*EXERCISE GOAL*:
From the entries below, list each line with "label".

*INPUT*:
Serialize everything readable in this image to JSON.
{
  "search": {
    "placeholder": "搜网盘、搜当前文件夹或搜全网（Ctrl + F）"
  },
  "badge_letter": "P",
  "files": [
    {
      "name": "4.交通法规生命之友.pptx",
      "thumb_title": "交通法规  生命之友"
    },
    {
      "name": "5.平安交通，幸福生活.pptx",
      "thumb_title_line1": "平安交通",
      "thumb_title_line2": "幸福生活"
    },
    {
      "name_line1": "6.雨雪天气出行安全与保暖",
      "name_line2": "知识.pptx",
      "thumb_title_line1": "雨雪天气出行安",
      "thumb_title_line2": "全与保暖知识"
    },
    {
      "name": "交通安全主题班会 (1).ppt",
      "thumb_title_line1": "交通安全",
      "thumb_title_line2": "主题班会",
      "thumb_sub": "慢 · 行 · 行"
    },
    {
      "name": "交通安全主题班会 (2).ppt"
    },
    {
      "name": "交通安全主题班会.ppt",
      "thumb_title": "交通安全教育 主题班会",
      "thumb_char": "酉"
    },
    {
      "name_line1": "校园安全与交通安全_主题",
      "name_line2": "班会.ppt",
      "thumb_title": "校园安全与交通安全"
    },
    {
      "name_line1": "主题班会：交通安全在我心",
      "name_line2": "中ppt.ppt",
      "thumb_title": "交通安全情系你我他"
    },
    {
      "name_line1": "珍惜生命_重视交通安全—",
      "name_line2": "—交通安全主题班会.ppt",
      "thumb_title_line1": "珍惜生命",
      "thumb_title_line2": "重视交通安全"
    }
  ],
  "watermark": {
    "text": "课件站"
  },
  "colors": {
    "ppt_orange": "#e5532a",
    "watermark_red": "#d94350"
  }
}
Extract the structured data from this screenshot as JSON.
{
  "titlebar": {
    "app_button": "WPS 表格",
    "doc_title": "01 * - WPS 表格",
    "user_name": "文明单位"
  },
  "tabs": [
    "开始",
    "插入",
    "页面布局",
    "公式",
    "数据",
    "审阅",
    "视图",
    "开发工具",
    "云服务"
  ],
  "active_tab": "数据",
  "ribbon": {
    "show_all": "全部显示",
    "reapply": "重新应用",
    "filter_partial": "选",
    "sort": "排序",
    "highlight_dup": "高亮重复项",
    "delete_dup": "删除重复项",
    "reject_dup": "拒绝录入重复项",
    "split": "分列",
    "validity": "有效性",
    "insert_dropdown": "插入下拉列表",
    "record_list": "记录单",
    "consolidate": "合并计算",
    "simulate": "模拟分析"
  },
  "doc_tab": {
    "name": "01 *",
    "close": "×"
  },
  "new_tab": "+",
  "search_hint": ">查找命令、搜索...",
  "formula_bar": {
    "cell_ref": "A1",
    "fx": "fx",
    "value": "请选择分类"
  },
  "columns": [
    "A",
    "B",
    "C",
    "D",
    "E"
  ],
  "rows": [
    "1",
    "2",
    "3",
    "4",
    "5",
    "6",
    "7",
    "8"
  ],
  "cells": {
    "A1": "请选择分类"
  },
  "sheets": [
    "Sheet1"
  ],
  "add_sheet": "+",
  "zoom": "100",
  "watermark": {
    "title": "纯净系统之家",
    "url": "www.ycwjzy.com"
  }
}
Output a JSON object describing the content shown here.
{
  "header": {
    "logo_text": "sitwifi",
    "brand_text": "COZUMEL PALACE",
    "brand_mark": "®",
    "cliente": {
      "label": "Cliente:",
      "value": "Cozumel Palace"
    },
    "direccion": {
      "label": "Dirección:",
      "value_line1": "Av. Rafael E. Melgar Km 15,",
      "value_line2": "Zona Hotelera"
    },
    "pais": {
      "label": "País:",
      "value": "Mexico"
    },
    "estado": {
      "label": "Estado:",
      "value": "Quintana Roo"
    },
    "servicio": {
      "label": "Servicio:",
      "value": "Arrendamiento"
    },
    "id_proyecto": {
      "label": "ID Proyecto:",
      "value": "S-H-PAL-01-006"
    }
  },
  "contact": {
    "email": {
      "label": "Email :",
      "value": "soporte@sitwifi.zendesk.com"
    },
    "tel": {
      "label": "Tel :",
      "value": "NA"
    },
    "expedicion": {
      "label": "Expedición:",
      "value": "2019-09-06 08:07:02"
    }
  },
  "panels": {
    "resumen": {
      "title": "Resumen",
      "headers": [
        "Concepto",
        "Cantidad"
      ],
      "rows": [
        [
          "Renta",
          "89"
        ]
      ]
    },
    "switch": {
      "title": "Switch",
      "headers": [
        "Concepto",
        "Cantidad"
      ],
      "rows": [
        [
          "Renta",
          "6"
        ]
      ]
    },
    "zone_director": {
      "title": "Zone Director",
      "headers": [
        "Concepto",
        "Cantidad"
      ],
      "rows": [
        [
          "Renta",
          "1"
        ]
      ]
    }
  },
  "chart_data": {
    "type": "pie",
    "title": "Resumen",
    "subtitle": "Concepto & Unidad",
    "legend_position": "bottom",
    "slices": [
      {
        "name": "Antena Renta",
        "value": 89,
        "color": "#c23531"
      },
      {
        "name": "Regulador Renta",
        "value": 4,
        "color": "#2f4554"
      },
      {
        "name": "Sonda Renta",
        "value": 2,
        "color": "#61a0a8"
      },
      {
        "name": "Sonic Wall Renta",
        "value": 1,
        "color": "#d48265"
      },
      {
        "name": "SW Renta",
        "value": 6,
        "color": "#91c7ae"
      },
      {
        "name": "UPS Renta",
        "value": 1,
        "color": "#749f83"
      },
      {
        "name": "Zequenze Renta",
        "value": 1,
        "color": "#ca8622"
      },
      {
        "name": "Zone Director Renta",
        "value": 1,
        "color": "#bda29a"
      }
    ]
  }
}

*ANSWER FOR THIS EXERCISE*:
      "label": "Cliente:",
      "label": "Dirección:",
      "label": "País:",
      "label": "Estado:",
      "label": "Servicio:",
      "label": "ID Proyecto:",
      "label": "Email :",
      "label": "Tel :",
      "label": "Expedición:",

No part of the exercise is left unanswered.